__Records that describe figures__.

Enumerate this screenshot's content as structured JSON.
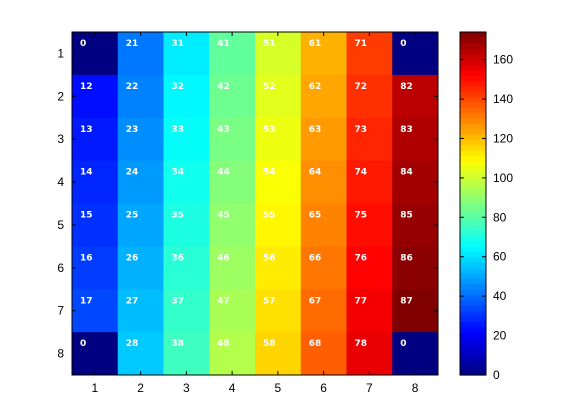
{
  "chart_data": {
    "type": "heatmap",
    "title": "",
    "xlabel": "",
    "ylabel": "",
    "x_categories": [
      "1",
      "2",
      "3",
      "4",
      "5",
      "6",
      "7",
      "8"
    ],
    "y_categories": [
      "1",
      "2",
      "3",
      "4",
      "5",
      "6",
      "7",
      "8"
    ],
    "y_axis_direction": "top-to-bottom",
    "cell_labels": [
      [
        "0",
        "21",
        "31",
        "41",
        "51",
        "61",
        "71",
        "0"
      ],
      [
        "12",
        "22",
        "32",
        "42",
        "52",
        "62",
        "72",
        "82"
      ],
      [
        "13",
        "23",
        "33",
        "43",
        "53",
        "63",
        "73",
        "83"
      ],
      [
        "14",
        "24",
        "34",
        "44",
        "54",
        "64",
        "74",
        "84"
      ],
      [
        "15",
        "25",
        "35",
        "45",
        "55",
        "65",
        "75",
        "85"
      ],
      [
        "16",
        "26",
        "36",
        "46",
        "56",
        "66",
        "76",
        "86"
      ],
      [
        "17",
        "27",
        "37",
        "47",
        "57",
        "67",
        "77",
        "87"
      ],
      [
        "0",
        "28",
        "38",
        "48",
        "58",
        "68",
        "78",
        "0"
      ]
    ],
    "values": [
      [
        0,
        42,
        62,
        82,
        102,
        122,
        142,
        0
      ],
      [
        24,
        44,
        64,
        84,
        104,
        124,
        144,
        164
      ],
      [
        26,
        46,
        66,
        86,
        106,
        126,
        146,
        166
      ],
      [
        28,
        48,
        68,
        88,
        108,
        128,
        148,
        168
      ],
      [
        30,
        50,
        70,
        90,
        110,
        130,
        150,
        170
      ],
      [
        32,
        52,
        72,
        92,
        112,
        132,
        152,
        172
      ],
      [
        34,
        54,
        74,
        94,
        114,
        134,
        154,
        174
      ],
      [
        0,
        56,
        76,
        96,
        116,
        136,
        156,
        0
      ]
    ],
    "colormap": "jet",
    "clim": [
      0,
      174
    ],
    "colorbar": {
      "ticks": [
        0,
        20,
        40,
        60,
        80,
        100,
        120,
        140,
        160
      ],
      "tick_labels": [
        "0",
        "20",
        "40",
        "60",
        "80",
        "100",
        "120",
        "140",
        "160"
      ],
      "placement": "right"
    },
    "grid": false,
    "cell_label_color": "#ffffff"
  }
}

==

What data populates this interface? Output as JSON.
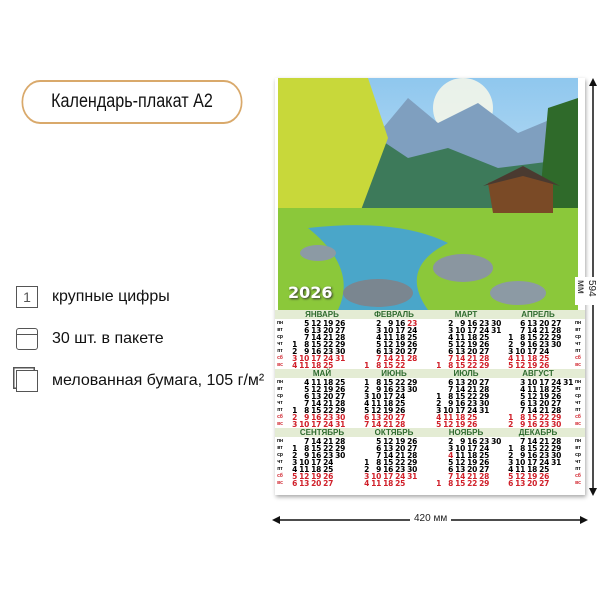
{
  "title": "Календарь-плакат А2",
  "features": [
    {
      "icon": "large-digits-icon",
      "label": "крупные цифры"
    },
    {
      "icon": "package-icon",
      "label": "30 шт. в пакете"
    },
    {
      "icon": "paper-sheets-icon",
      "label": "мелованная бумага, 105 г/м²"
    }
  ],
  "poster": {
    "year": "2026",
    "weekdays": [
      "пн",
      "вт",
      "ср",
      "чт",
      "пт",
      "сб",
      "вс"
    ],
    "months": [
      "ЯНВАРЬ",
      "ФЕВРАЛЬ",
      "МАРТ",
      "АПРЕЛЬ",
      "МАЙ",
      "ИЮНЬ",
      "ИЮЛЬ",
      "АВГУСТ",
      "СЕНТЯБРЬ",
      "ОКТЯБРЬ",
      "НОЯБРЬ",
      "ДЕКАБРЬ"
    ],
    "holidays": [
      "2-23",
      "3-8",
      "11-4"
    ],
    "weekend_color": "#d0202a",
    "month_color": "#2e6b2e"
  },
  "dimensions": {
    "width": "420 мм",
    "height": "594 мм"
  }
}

__Brief__. Pull every line containing "this" out of the records.

__Exercise response__.
Enumerate this screenshot's content as structured JSON.
What data populates this interface? Output as JSON.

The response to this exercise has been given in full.